TASK DIRECTIONS:
Write out each entry again. Keep every word exactly as it is.

MATERIAL FOR THE TASK:
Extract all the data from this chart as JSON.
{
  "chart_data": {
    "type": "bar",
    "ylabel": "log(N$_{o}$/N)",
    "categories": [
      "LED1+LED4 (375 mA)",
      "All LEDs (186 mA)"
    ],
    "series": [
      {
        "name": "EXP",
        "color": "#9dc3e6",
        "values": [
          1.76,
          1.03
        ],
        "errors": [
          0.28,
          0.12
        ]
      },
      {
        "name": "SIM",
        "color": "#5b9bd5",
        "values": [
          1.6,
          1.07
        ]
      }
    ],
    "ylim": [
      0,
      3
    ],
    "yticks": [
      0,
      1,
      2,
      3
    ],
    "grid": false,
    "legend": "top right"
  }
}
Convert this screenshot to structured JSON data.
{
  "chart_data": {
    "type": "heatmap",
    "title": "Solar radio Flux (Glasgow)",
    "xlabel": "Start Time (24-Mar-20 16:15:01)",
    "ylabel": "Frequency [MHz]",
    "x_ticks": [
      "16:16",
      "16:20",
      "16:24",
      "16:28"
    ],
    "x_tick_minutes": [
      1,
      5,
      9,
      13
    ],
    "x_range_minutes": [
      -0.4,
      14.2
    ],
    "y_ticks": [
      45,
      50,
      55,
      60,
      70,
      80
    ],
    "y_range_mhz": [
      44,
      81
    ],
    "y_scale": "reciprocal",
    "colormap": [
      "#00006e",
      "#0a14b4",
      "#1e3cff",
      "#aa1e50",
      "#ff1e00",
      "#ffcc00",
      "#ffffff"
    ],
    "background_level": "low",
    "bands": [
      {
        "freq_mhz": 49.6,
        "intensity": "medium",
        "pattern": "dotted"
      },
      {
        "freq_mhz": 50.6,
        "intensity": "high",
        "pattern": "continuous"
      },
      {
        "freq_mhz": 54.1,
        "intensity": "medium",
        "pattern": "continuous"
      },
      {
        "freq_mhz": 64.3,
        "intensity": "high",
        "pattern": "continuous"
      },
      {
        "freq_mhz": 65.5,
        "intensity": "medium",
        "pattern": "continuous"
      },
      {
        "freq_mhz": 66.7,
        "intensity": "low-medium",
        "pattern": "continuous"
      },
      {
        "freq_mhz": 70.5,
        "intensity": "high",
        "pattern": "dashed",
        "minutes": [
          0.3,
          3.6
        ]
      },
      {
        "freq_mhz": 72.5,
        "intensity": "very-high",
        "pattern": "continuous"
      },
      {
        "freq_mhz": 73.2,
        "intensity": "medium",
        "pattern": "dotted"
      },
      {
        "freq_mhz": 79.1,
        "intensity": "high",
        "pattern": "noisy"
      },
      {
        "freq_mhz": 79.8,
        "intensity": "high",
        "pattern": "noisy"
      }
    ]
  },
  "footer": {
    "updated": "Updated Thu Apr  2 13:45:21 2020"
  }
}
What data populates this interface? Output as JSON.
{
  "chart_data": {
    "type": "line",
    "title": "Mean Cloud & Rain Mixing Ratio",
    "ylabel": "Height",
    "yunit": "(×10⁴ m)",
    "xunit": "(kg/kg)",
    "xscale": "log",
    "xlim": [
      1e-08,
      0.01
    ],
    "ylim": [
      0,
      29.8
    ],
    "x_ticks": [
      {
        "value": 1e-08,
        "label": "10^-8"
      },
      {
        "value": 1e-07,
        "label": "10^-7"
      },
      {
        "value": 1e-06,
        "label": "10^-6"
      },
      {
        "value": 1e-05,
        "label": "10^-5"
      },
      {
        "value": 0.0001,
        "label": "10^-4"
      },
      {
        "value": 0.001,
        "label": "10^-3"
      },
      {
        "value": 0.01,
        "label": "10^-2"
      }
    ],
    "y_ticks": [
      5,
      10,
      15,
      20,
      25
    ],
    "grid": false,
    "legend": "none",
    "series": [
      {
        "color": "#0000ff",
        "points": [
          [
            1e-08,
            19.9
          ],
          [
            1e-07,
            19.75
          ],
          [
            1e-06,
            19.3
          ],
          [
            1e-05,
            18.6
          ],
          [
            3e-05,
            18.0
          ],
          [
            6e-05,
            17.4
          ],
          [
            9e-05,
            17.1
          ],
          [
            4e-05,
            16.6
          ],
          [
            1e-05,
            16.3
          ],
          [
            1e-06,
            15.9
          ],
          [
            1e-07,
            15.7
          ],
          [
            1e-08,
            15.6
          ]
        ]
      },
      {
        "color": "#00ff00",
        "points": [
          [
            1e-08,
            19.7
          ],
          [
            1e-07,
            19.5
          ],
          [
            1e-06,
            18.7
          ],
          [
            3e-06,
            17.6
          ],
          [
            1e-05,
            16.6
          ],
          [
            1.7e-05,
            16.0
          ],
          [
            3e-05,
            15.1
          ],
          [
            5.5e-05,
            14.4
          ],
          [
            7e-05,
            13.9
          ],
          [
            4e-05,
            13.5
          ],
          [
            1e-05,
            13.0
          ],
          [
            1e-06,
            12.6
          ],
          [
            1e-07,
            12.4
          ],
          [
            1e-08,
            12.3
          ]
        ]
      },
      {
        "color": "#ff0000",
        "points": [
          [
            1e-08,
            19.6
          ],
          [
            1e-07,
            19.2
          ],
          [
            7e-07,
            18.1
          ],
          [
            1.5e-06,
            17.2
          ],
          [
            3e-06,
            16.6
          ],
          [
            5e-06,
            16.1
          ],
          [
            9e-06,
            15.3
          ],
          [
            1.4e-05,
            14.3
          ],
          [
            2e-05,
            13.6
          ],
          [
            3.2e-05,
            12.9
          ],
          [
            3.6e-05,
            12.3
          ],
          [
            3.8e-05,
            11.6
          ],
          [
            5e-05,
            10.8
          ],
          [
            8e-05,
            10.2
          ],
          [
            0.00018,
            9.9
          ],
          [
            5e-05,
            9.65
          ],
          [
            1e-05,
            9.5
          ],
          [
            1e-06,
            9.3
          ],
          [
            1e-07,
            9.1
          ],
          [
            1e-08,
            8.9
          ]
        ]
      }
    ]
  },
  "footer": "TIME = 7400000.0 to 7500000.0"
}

COMPLETE ANSWER:
Extract all the data from this chart as JSON.
{
  "chart_data": {
    "type": "bar",
    "ylabel": "log(N$_{o}$/N)",
    "categories": [
      "LED1+LED4 (375 mA)",
      "All LEDs (186 mA)"
    ],
    "series": [
      {
        "name": "EXP",
        "color": "#9dc3e6",
        "values": [
          1.76,
          1.03
        ],
        "errors": [
          0.28,
          0.12
        ]
      },
      {
        "name": "SIM",
        "color": "#5b9bd5",
        "values": [
          1.6,
          1.07
        ]
      }
    ],
    "ylim": [
      0,
      3
    ],
    "yticks": [
      0,
      1,
      2,
      3
    ],
    "grid": false,
    "legend": "top right"
  }
}
Convert this screenshot to structured JSON data.
{
  "chart_data": {
    "type": "heatmap",
    "title": "Solar radio Flux (Glasgow)",
    "xlabel": "Start Time (24-Mar-20 16:15:01)",
    "ylabel": "Frequency [MHz]",
    "x_ticks": [
      "16:16",
      "16:20",
      "16:24",
      "16:28"
    ],
    "x_tick_minutes": [
      1,
      5,
      9,
      13
    ],
    "x_range_minutes": [
      -0.4,
      14.2
    ],
    "y_ticks": [
      45,
      50,
      55,
      60,
      70,
      80
    ],
    "y_range_mhz": [
      44,
      81
    ],
    "y_scale": "reciprocal",
    "colormap": [
      "#00006e",
      "#0a14b4",
      "#1e3cff",
      "#aa1e50",
      "#ff1e00",
      "#ffcc00",
      "#ffffff"
    ],
    "background_level": "low",
    "bands": [
      {
        "freq_mhz": 49.6,
        "intensity": "medium",
        "pattern": "dotted"
      },
      {
        "freq_mhz": 50.6,
        "intensity": "high",
        "pattern": "continuous"
      },
      {
        "freq_mhz": 54.1,
        "intensity": "medium",
        "pattern": "continuous"
      },
      {
        "freq_mhz": 64.3,
        "intensity": "high",
        "pattern": "continuous"
      },
      {
        "freq_mhz": 65.5,
        "intensity": "medium",
        "pattern": "continuous"
      },
      {
        "freq_mhz": 66.7,
        "intensity": "low-medium",
        "pattern": "continuous"
      },
      {
        "freq_mhz": 70.5,
        "intensity": "high",
        "pattern": "dashed",
        "minutes": [
          0.3,
          3.6
        ]
      },
      {
        "freq_mhz": 72.5,
        "intensity": "very-high",
        "pattern": "continuous"
      },
      {
        "freq_mhz": 73.2,
        "intensity": "medium",
        "pattern": "dotted"
      },
      {
        "freq_mhz": 79.1,
        "intensity": "high",
        "pattern": "noisy"
      },
      {
        "freq_mhz": 79.8,
        "intensity": "high",
        "pattern": "noisy"
      }
    ]
  },
  "footer": {
    "updated": "Updated Thu Apr  2 13:45:21 2020"
  }
}
What data populates this interface? Output as JSON.
{
  "chart_data": {
    "type": "line",
    "title": "Mean Cloud & Rain Mixing Ratio",
    "ylabel": "Height",
    "yunit": "(×10⁴ m)",
    "xunit": "(kg/kg)",
    "xscale": "log",
    "xlim": [
      1e-08,
      0.01
    ],
    "ylim": [
      0,
      29.8
    ],
    "x_ticks": [
      {
        "value": 1e-08,
        "label": "10^-8"
      },
      {
        "value": 1e-07,
        "label": "10^-7"
      },
      {
        "value": 1e-06,
        "label": "10^-6"
      },
      {
        "value": 1e-05,
        "label": "10^-5"
      },
      {
        "value": 0.0001,
        "label": "10^-4"
      },
      {
        "value": 0.001,
        "label": "10^-3"
      },
      {
        "value": 0.01,
        "label": "10^-2"
      }
    ],
    "y_ticks": [
      5,
      10,
      15,
      20,
      25
    ],
    "grid": false,
    "legend": "none",
    "series": [
      {
        "color": "#0000ff",
        "points": [
          [
            1e-08,
            19.9
          ],
          [
            1e-07,
            19.75
          ],
          [
            1e-06,
            19.3
          ],
          [
            1e-05,
            18.6
          ],
          [
            3e-05,
            18.0
          ],
          [
            6e-05,
            17.4
          ],
          [
            9e-05,
            17.1
          ],
          [
            4e-05,
            16.6
          ],
          [
            1e-05,
            16.3
          ],
          [
            1e-06,
            15.9
          ],
          [
            1e-07,
            15.7
          ],
          [
            1e-08,
            15.6
          ]
        ]
      },
      {
        "color": "#00ff00",
        "points": [
          [
            1e-08,
            19.7
          ],
          [
            1e-07,
            19.5
          ],
          [
            1e-06,
            18.7
          ],
          [
            3e-06,
            17.6
          ],
          [
            1e-05,
            16.6
          ],
          [
            1.7e-05,
            16.0
          ],
          [
            3e-05,
            15.1
          ],
          [
            5.5e-05,
            14.4
          ],
          [
            7e-05,
            13.9
          ],
          [
            4e-05,
            13.5
          ],
          [
            1e-05,
            13.0
          ],
          [
            1e-06,
            12.6
          ],
          [
            1e-07,
            12.4
          ],
          [
            1e-08,
            12.3
          ]
        ]
      },
      {
        "color": "#ff0000",
        "points": [
          [
            1e-08,
            19.6
          ],
          [
            1e-07,
            19.2
          ],
          [
            7e-07,
            18.1
          ],
          [
            1.5e-06,
            17.2
          ],
          [
            3e-06,
            16.6
          ],
          [
            5e-06,
            16.1
          ],
          [
            9e-06,
            15.3
          ],
          [
            1.4e-05,
            14.3
          ],
          [
            2e-05,
            13.6
          ],
          [
            3.2e-05,
            12.9
          ],
          [
            3.6e-05,
            12.3
          ],
          [
            3.8e-05,
            11.6
          ],
          [
            5e-05,
            10.8
          ],
          [
            8e-05,
            10.2
          ],
          [
            0.00018,
            9.9
          ],
          [
            5e-05,
            9.65
          ],
          [
            1e-05,
            9.5
          ],
          [
            1e-06,
            9.3
          ],
          [
            1e-07,
            9.1
          ],
          [
            1e-08,
            8.9
          ]
        ]
      }
    ]
  },
  "footer": "TIME = 7400000.0 to 7500000.0"
}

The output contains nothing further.